%%

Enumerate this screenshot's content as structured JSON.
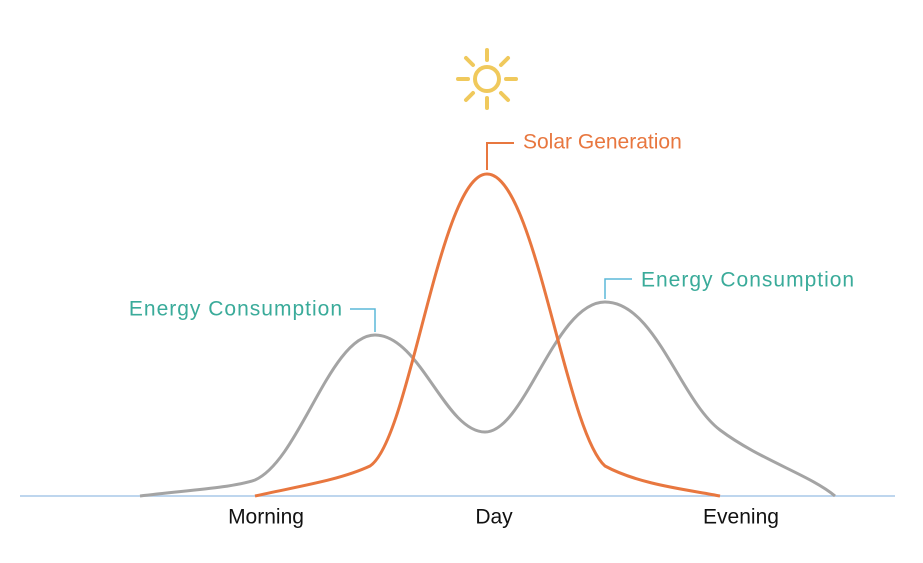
{
  "callouts": [
    "Solar Generation",
    "Energy Consumption",
    "Energy Consumption"
  ],
  "x_labels": [
    "Morning",
    "Day",
    "Evening"
  ]
}
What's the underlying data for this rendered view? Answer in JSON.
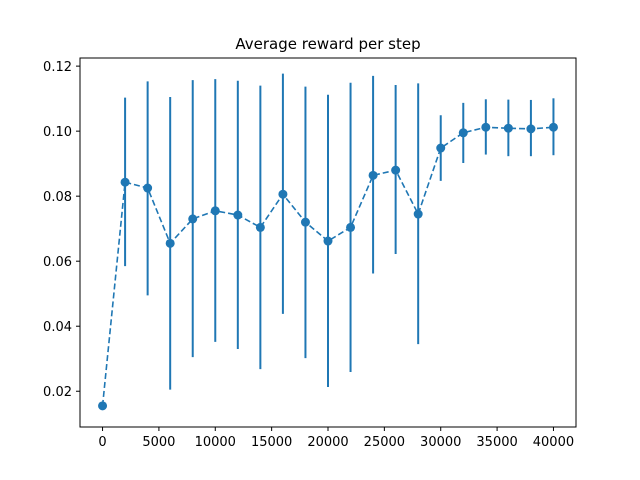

%%

# Your instructions
All the lines above are to be given again exactly as they read, with the pictures removed.

# Exercise answer
Enumerate this screenshot's content as structured JSON.
{
  "callouts": [
    "Solar Generation",
    "Energy Consumption",
    "Energy Consumption"
  ],
  "x_labels": [
    "Morning",
    "Day",
    "Evening"
  ]
}
What's the underlying data for this rendered view? Answer in JSON.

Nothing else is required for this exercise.